Dataset listings of figures:
+ + +

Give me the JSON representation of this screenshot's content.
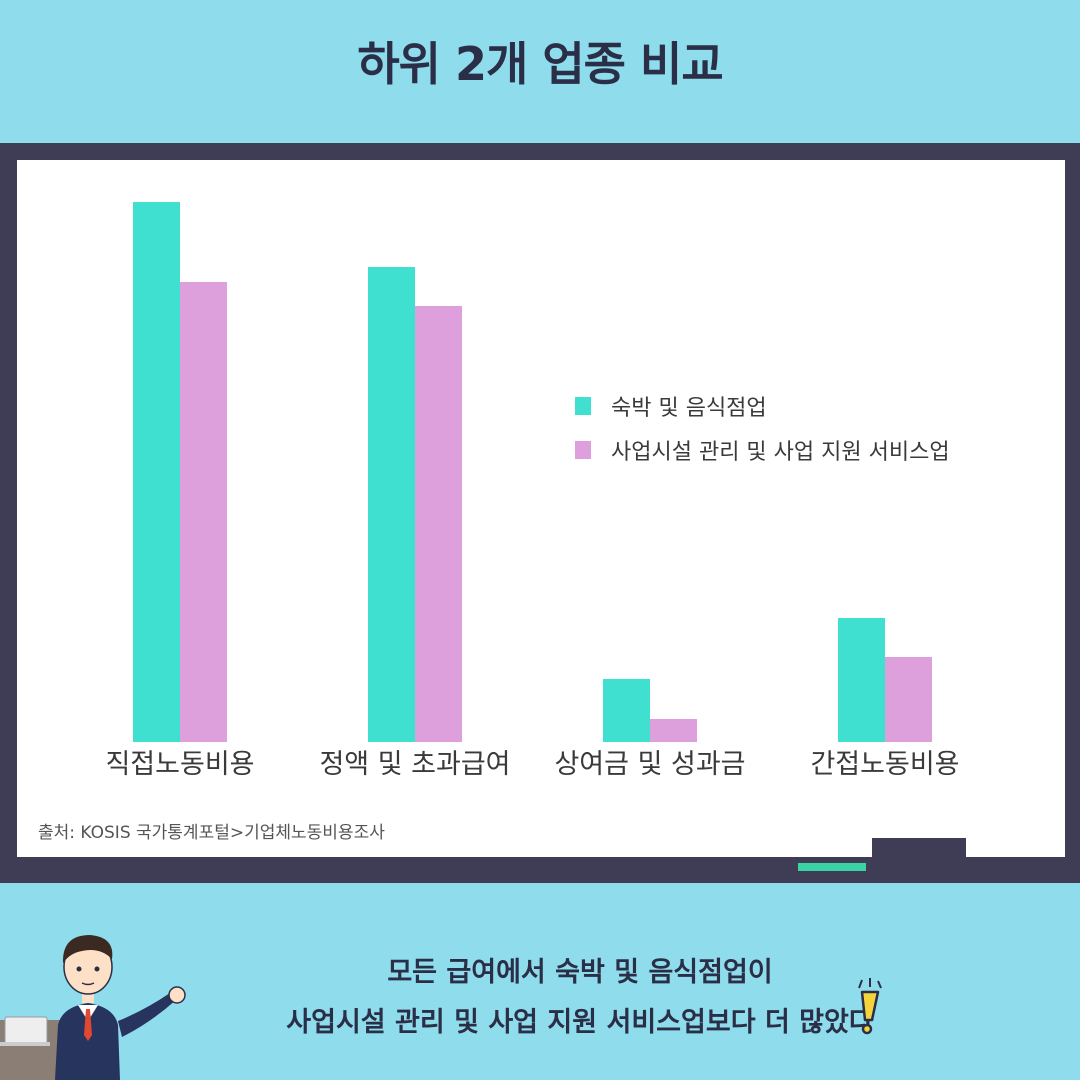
{
  "header": {
    "title": "하위 2개 업종 비교"
  },
  "chart_data": {
    "type": "bar",
    "categories": [
      "직접노동비용",
      "정액 및 초과급여",
      "상여금 및 성과금",
      "간접노동비용"
    ],
    "series": [
      {
        "name": "숙박 및 음식점업",
        "values": [
          540,
          475,
          63,
          124
        ]
      },
      {
        "name": "사업시설 관리 및 사업 지원 서비스업",
        "values": [
          460,
          436,
          23,
          85
        ]
      }
    ],
    "ylim": [
      0,
      560
    ],
    "grid": false,
    "legend_position": "right-middle",
    "colors": [
      "#40e0d0",
      "#dda0dd"
    ]
  },
  "source": "출처: KOSIS 국가통계포털>기업체노동비용조사",
  "caption": {
    "line1": "모든 급여에서 숙박 및 음식점업이",
    "line2": "사업시설 관리 및 사업 지원 서비스업보다 더 많았다"
  },
  "icons": [
    "presenter-illustration",
    "laptop-icon",
    "exclamation-icon"
  ]
}
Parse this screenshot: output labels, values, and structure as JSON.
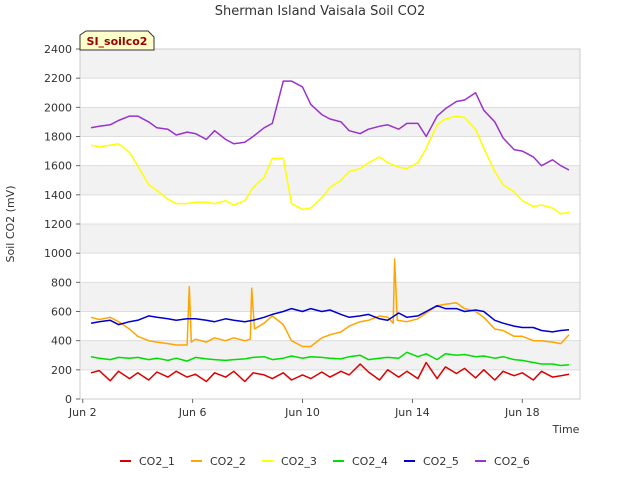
{
  "chart_data": {
    "type": "line",
    "title": "Sherman Island Vaisala Soil CO2",
    "site_label": "SI_soilco2",
    "xlabel": "Time",
    "ylabel": "Soil CO2 (mV)",
    "xlim": [
      1.9,
      20.1
    ],
    "ylim": [
      0,
      2400
    ],
    "x_ticks": [
      2,
      6,
      10,
      14,
      18
    ],
    "x_tick_labels": [
      "Jun 2",
      "Jun 6",
      "Jun 10",
      "Jun 14",
      "Jun 18"
    ],
    "y_ticks": [
      0,
      200,
      400,
      600,
      800,
      1000,
      1200,
      1400,
      1600,
      1800,
      2000,
      2200,
      2400
    ],
    "y_tick_labels": [
      "0",
      "200",
      "400",
      "600",
      "800",
      "1000",
      "1200",
      "1400",
      "1600",
      "1800",
      "2000",
      "2200",
      "2400"
    ],
    "grid": true,
    "legend_position": "bottom",
    "x_unit": "day of June",
    "series": [
      {
        "name": "CO2_1",
        "color": "#dd0000",
        "x": [
          2.3,
          2.6,
          3,
          3.3,
          3.7,
          4,
          4.4,
          4.7,
          5.1,
          5.4,
          5.8,
          6.1,
          6.5,
          6.8,
          7.2,
          7.5,
          7.9,
          8.2,
          8.6,
          8.9,
          9.3,
          9.6,
          10,
          10.3,
          10.7,
          11,
          11.4,
          11.7,
          12.1,
          12.4,
          12.8,
          13.1,
          13.5,
          13.8,
          14.2,
          14.5,
          14.9,
          15.2,
          15.6,
          15.9,
          16.3,
          16.6,
          17,
          17.3,
          17.7,
          18,
          18.4,
          18.7,
          19.1,
          19.4,
          19.7
        ],
        "y": [
          180,
          195,
          125,
          190,
          140,
          180,
          130,
          185,
          150,
          190,
          150,
          170,
          120,
          180,
          150,
          190,
          120,
          180,
          165,
          140,
          180,
          130,
          165,
          140,
          185,
          150,
          190,
          165,
          240,
          185,
          130,
          200,
          150,
          190,
          140,
          250,
          140,
          220,
          175,
          210,
          145,
          200,
          130,
          190,
          160,
          180,
          130,
          190,
          150,
          160,
          170
        ]
      },
      {
        "name": "CO2_2",
        "color": "#ffa500",
        "x": [
          2.3,
          2.6,
          3,
          3.3,
          3.7,
          4,
          4.4,
          4.7,
          5.1,
          5.4,
          5.8,
          5.88,
          5.95,
          6.1,
          6.5,
          6.8,
          7.2,
          7.5,
          7.9,
          8.1,
          8.15,
          8.25,
          8.6,
          8.9,
          9.3,
          9.6,
          10,
          10.3,
          10.7,
          11,
          11.4,
          11.7,
          12.1,
          12.4,
          12.8,
          13.1,
          13.3,
          13.35,
          13.45,
          13.8,
          14.2,
          14.5,
          14.9,
          15.2,
          15.6,
          15.9,
          16.3,
          16.6,
          17,
          17.3,
          17.7,
          18,
          18.4,
          18.7,
          19.1,
          19.4,
          19.7
        ],
        "y": [
          560,
          545,
          560,
          530,
          480,
          430,
          400,
          390,
          380,
          370,
          370,
          770,
          390,
          410,
          390,
          420,
          400,
          420,
          400,
          410,
          760,
          480,
          520,
          570,
          510,
          400,
          360,
          360,
          420,
          440,
          460,
          500,
          530,
          540,
          570,
          560,
          520,
          960,
          540,
          530,
          550,
          590,
          640,
          650,
          660,
          620,
          600,
          560,
          480,
          470,
          430,
          430,
          400,
          400,
          390,
          380,
          440
        ]
      },
      {
        "name": "CO2_3",
        "color": "#ffff00",
        "x": [
          2.3,
          2.6,
          3,
          3.3,
          3.7,
          4,
          4.4,
          4.7,
          5.1,
          5.4,
          5.8,
          6.1,
          6.5,
          6.8,
          7.2,
          7.5,
          7.9,
          8.2,
          8.6,
          8.9,
          9.3,
          9.6,
          10,
          10.3,
          10.7,
          11,
          11.4,
          11.7,
          12.1,
          12.4,
          12.8,
          13.1,
          13.5,
          13.8,
          14.2,
          14.5,
          14.9,
          15.2,
          15.6,
          15.9,
          16.3,
          16.6,
          17,
          17.3,
          17.7,
          18,
          18.4,
          18.7,
          19.1,
          19.4,
          19.7
        ],
        "y": [
          1740,
          1730,
          1740,
          1750,
          1690,
          1600,
          1470,
          1430,
          1370,
          1340,
          1340,
          1350,
          1350,
          1340,
          1360,
          1330,
          1360,
          1450,
          1520,
          1650,
          1650,
          1340,
          1300,
          1310,
          1380,
          1450,
          1500,
          1560,
          1580,
          1620,
          1660,
          1620,
          1590,
          1580,
          1620,
          1720,
          1880,
          1920,
          1940,
          1930,
          1850,
          1720,
          1560,
          1470,
          1420,
          1360,
          1320,
          1330,
          1310,
          1270,
          1280
        ]
      },
      {
        "name": "CO2_4",
        "color": "#00dd00",
        "x": [
          2.3,
          2.6,
          3,
          3.3,
          3.7,
          4,
          4.4,
          4.7,
          5.1,
          5.4,
          5.8,
          6.1,
          6.5,
          6.8,
          7.2,
          7.5,
          7.9,
          8.2,
          8.6,
          8.9,
          9.3,
          9.6,
          10,
          10.3,
          10.7,
          11,
          11.4,
          11.7,
          12.1,
          12.4,
          12.8,
          13.1,
          13.5,
          13.8,
          14.2,
          14.5,
          14.9,
          15.2,
          15.6,
          15.9,
          16.3,
          16.6,
          17,
          17.3,
          17.7,
          18,
          18.4,
          18.7,
          19.1,
          19.4,
          19.7
        ],
        "y": [
          290,
          280,
          270,
          285,
          280,
          285,
          270,
          280,
          265,
          280,
          260,
          285,
          275,
          270,
          265,
          270,
          275,
          285,
          290,
          270,
          280,
          295,
          280,
          290,
          285,
          280,
          275,
          290,
          300,
          270,
          280,
          285,
          280,
          320,
          290,
          310,
          270,
          310,
          300,
          305,
          290,
          295,
          280,
          290,
          270,
          265,
          250,
          240,
          240,
          230,
          235
        ]
      },
      {
        "name": "CO2_5",
        "color": "#0000cc",
        "x": [
          2.3,
          2.6,
          3,
          3.3,
          3.7,
          4,
          4.4,
          4.7,
          5.1,
          5.4,
          5.8,
          6.1,
          6.5,
          6.8,
          7.2,
          7.5,
          7.9,
          8.2,
          8.6,
          8.9,
          9.3,
          9.6,
          10,
          10.3,
          10.7,
          11,
          11.4,
          11.7,
          12.1,
          12.4,
          12.8,
          13.1,
          13.5,
          13.8,
          14.2,
          14.5,
          14.9,
          15.2,
          15.6,
          15.9,
          16.3,
          16.6,
          17,
          17.3,
          17.7,
          18,
          18.4,
          18.7,
          19.1,
          19.4,
          19.7
        ],
        "y": [
          520,
          530,
          540,
          510,
          530,
          540,
          570,
          560,
          550,
          540,
          550,
          550,
          540,
          530,
          550,
          540,
          530,
          540,
          560,
          580,
          600,
          620,
          600,
          620,
          600,
          610,
          580,
          560,
          570,
          580,
          550,
          540,
          590,
          560,
          570,
          600,
          640,
          620,
          620,
          600,
          610,
          600,
          540,
          520,
          500,
          490,
          490,
          470,
          460,
          470,
          475
        ]
      },
      {
        "name": "CO2_6",
        "color": "#9933cc",
        "x": [
          2.3,
          2.6,
          3,
          3.3,
          3.7,
          4,
          4.4,
          4.7,
          5.1,
          5.4,
          5.8,
          6.1,
          6.5,
          6.8,
          7.2,
          7.5,
          7.9,
          8.2,
          8.6,
          8.9,
          9.3,
          9.6,
          10,
          10.3,
          10.7,
          11,
          11.4,
          11.7,
          12.1,
          12.4,
          12.8,
          13.1,
          13.5,
          13.8,
          14.2,
          14.5,
          14.9,
          15.2,
          15.6,
          15.9,
          16.3,
          16.6,
          17,
          17.3,
          17.7,
          18,
          18.4,
          18.7,
          19.1,
          19.4,
          19.7
        ],
        "y": [
          1860,
          1870,
          1880,
          1910,
          1940,
          1940,
          1900,
          1860,
          1850,
          1810,
          1830,
          1820,
          1780,
          1840,
          1780,
          1750,
          1760,
          1800,
          1860,
          1890,
          2180,
          2180,
          2140,
          2020,
          1950,
          1920,
          1900,
          1840,
          1820,
          1850,
          1870,
          1880,
          1850,
          1890,
          1890,
          1800,
          1940,
          1990,
          2040,
          2050,
          2100,
          1980,
          1900,
          1790,
          1710,
          1700,
          1660,
          1600,
          1640,
          1600,
          1570
        ]
      }
    ]
  }
}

+ + +

What you will do:
Copy every line of the entries above in which "사업시설" occurs.

Answer to the problem:
        "name": "사업시설 관리 및 사업 지원 서비스업",
    "line2": "사업시설 관리 및 사업 지원 서비스업보다 더 많았다"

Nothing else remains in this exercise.